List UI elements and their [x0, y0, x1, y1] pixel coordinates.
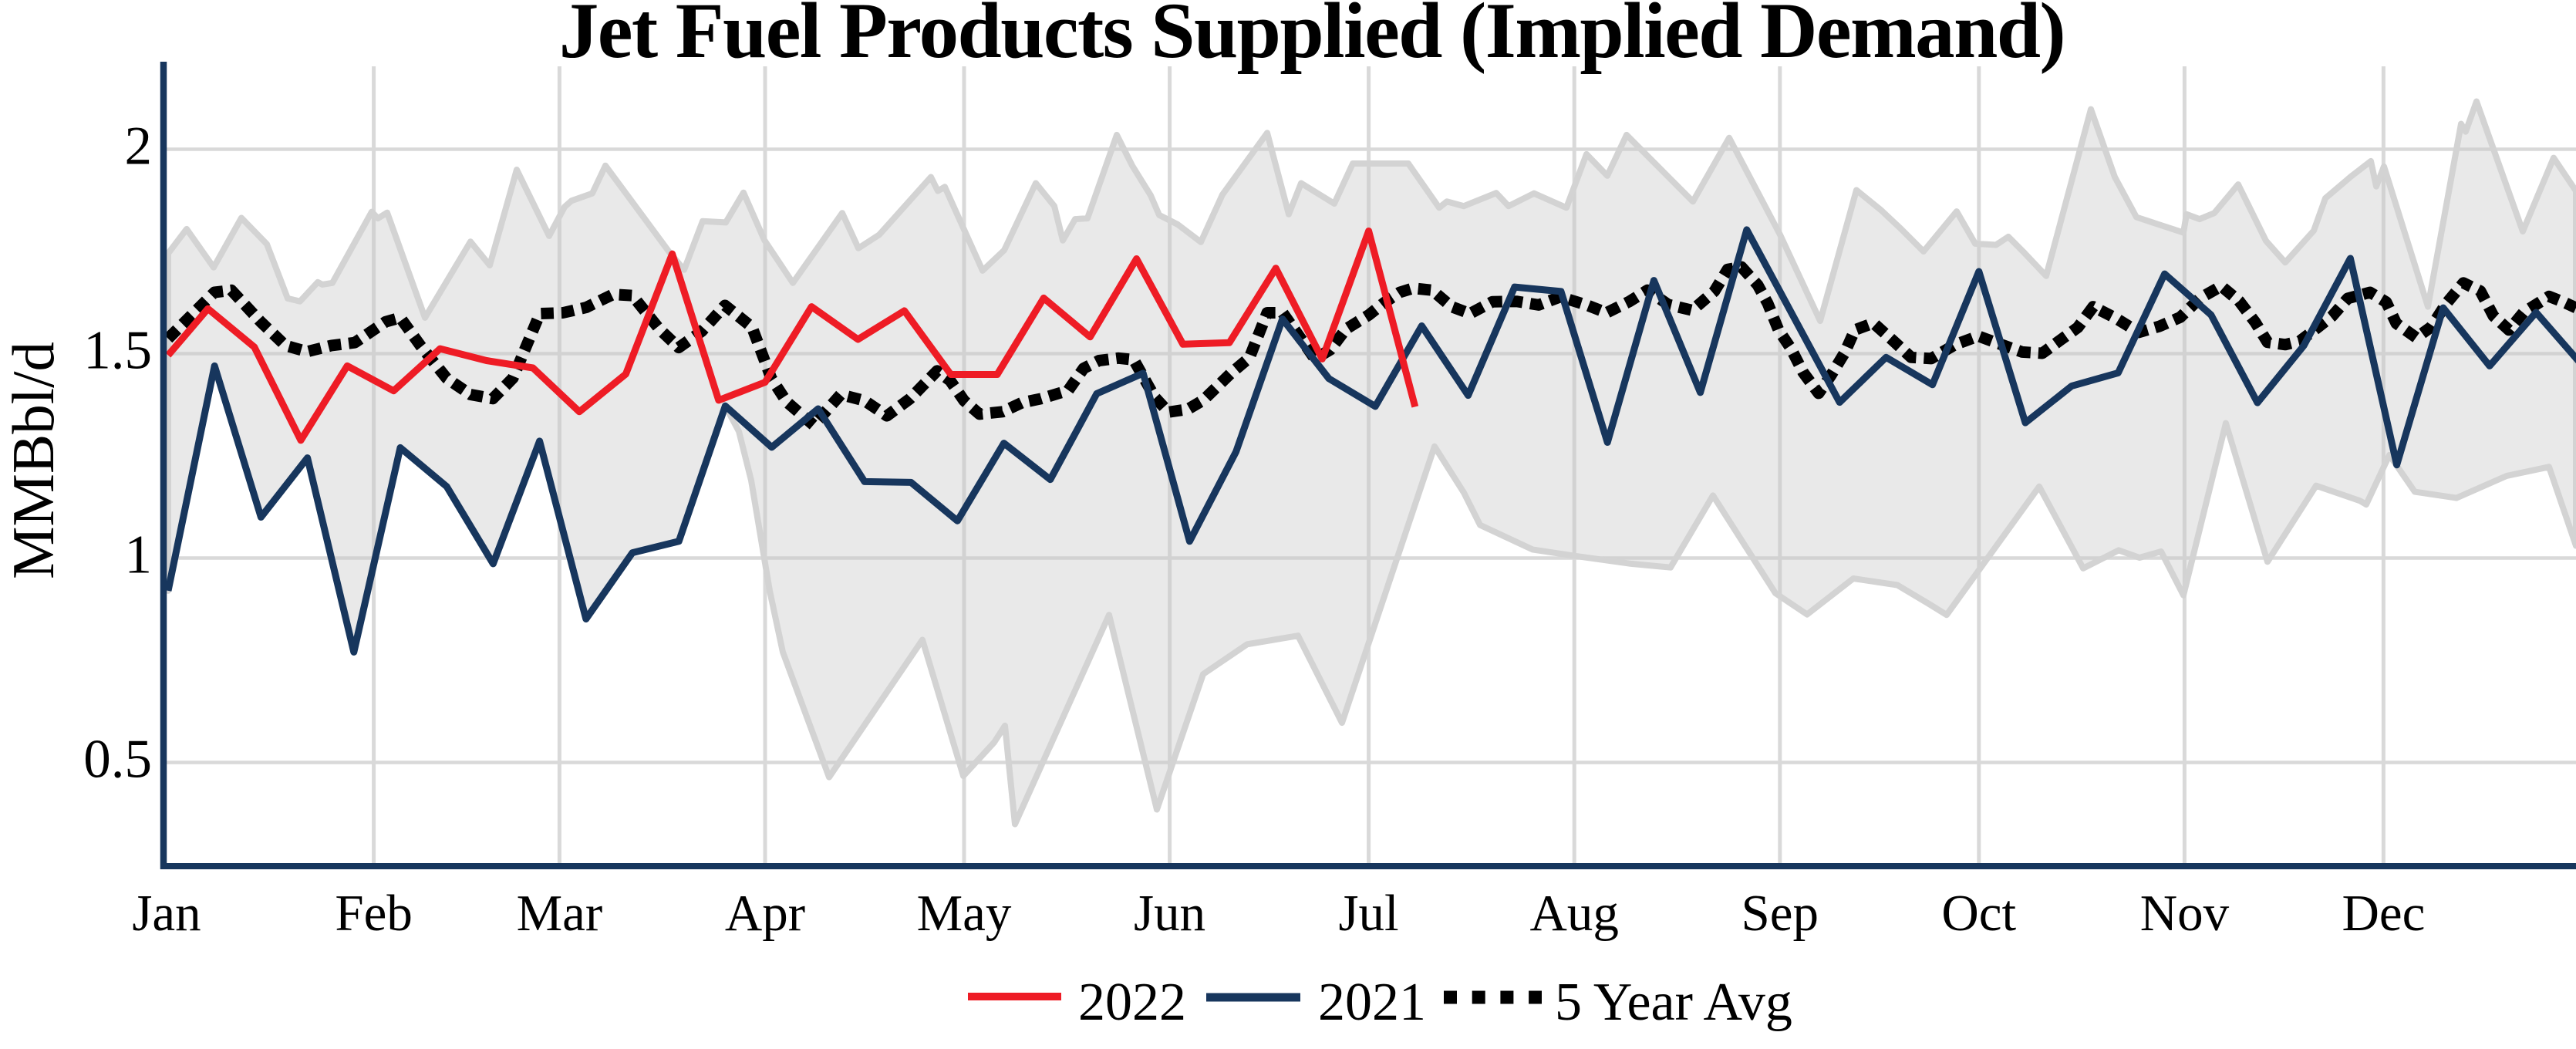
svg-text:Oct: Oct — [1941, 885, 2016, 942]
svg-text:Feb: Feb — [335, 885, 413, 942]
svg-text:Jan: Jan — [132, 885, 201, 942]
svg-text:May: May — [917, 885, 1012, 942]
svg-text:1: 1 — [125, 525, 153, 585]
svg-text:Jun: Jun — [1134, 885, 1205, 942]
svg-text:MMBbl/d: MMBbl/d — [0, 342, 66, 579]
svg-text:Mar: Mar — [517, 885, 603, 942]
svg-text:Jul: Jul — [1338, 885, 1398, 942]
svg-text:Jet Fuel Products Supplied (Im: Jet Fuel Products Supplied (Implied Dema… — [559, 0, 2065, 75]
svg-text:0.5: 0.5 — [83, 730, 152, 790]
svg-text:2022: 2022 — [1078, 973, 1186, 1032]
svg-text:Sep: Sep — [1741, 885, 1819, 942]
svg-text:2021: 2021 — [1318, 973, 1426, 1032]
svg-text:Dec: Dec — [2342, 885, 2425, 942]
svg-text:1.5: 1.5 — [83, 321, 152, 381]
svg-text:Aug: Aug — [1530, 885, 1619, 942]
svg-text:2: 2 — [125, 116, 153, 177]
svg-text:Apr: Apr — [725, 885, 805, 942]
svg-text:Nov: Nov — [2140, 885, 2230, 942]
svg-text:5 Year Avg: 5 Year Avg — [1555, 973, 1792, 1032]
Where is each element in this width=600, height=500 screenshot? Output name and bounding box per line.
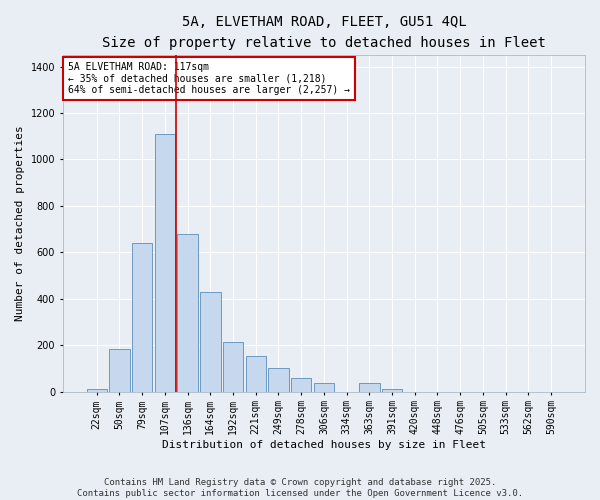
Bar [245,356,266,392]
Bar [268,368,289,392]
Bar [178,234,198,392]
Bar [382,389,402,392]
Text: Contains HM Land Registry data © Crown copyright and database right 2025.
Contai: Contains HM Land Registry data © Crown c… [77,478,523,498]
Text: 5A ELVETHAM ROAD: 117sqm
← 35% of detached houses are smaller (1,218)
64% of sem: 5A ELVETHAM ROAD: 117sqm ← 35% of detach… [68,62,350,95]
Title: 5A, ELVETHAM ROAD, FLEET, GU51 4QL
Size of property relative to detached houses : 5A, ELVETHAM ROAD, FLEET, GU51 4QL Size … [102,15,546,50]
Bar [132,243,152,392]
X-axis label: Distribution of detached houses by size in Fleet: Distribution of detached houses by size … [162,440,486,450]
Bar [109,348,130,392]
Bar [155,134,175,392]
Bar [86,389,107,392]
Bar [223,342,243,392]
Bar [200,292,221,392]
Bar [291,378,311,392]
Bar [359,384,380,392]
Y-axis label: Number of detached properties: Number of detached properties [15,126,25,321]
Bar [314,384,334,392]
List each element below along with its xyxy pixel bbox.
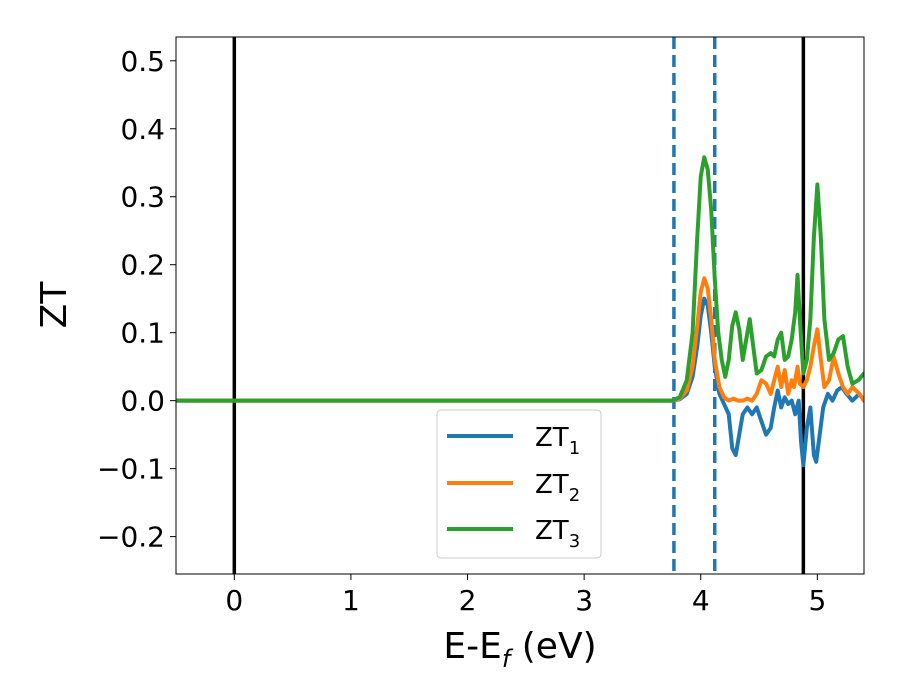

### EXERCISE INSTRUCTIONS
Copy out the material above line for line, with no changes, and leave out the pictures.

### FULL OUTPUT
List UI elements and their [x0, y0, x1, y1] pixel coordinates.
svg-text:Oct: Oct — [1941, 885, 2016, 942]
svg-text:Feb: Feb — [335, 885, 413, 942]
svg-text:Jan: Jan — [132, 885, 201, 942]
svg-text:May: May — [917, 885, 1012, 942]
svg-text:1: 1 — [125, 525, 153, 585]
svg-text:Jun: Jun — [1134, 885, 1205, 942]
svg-text:MMBbl/d: MMBbl/d — [0, 342, 66, 579]
svg-text:Mar: Mar — [517, 885, 603, 942]
svg-text:Jul: Jul — [1338, 885, 1398, 942]
svg-text:Jet Fuel Products Supplied (Im: Jet Fuel Products Supplied (Implied Dema… — [559, 0, 2065, 75]
svg-text:0.5: 0.5 — [83, 730, 152, 790]
svg-text:2022: 2022 — [1078, 973, 1186, 1032]
svg-text:Sep: Sep — [1741, 885, 1819, 942]
svg-text:2021: 2021 — [1318, 973, 1426, 1032]
svg-text:Dec: Dec — [2342, 885, 2425, 942]
svg-text:1.5: 1.5 — [83, 321, 152, 381]
svg-text:Aug: Aug — [1530, 885, 1619, 942]
svg-text:2: 2 — [125, 116, 153, 177]
svg-text:Apr: Apr — [725, 885, 805, 942]
svg-text:Nov: Nov — [2140, 885, 2230, 942]
svg-text:5 Year Avg: 5 Year Avg — [1555, 973, 1792, 1032]
Where is each element in this width=600, height=500 screenshot? Output name and bounding box per line.
Bar [245,356,266,392]
Bar [268,368,289,392]
Bar [178,234,198,392]
Bar [382,389,402,392]
Text: Contains HM Land Registry data © Crown copyright and database right 2025.
Contai: Contains HM Land Registry data © Crown c… [77,478,523,498]
Text: 5A ELVETHAM ROAD: 117sqm
← 35% of detached houses are smaller (1,218)
64% of sem: 5A ELVETHAM ROAD: 117sqm ← 35% of detach… [68,62,350,95]
Title: 5A, ELVETHAM ROAD, FLEET, GU51 4QL
Size of property relative to detached houses : 5A, ELVETHAM ROAD, FLEET, GU51 4QL Size … [102,15,546,50]
Bar [132,243,152,392]
X-axis label: Distribution of detached houses by size in Fleet: Distribution of detached houses by size … [162,440,486,450]
Bar [109,348,130,392]
Bar [155,134,175,392]
Bar [86,389,107,392]
Bar [223,342,243,392]
Bar [200,292,221,392]
Bar [291,378,311,392]
Bar [359,384,380,392]
Y-axis label: Number of detached properties: Number of detached properties [15,126,25,321]
Bar [314,384,334,392]
List each element below along with its xyxy pixel bbox.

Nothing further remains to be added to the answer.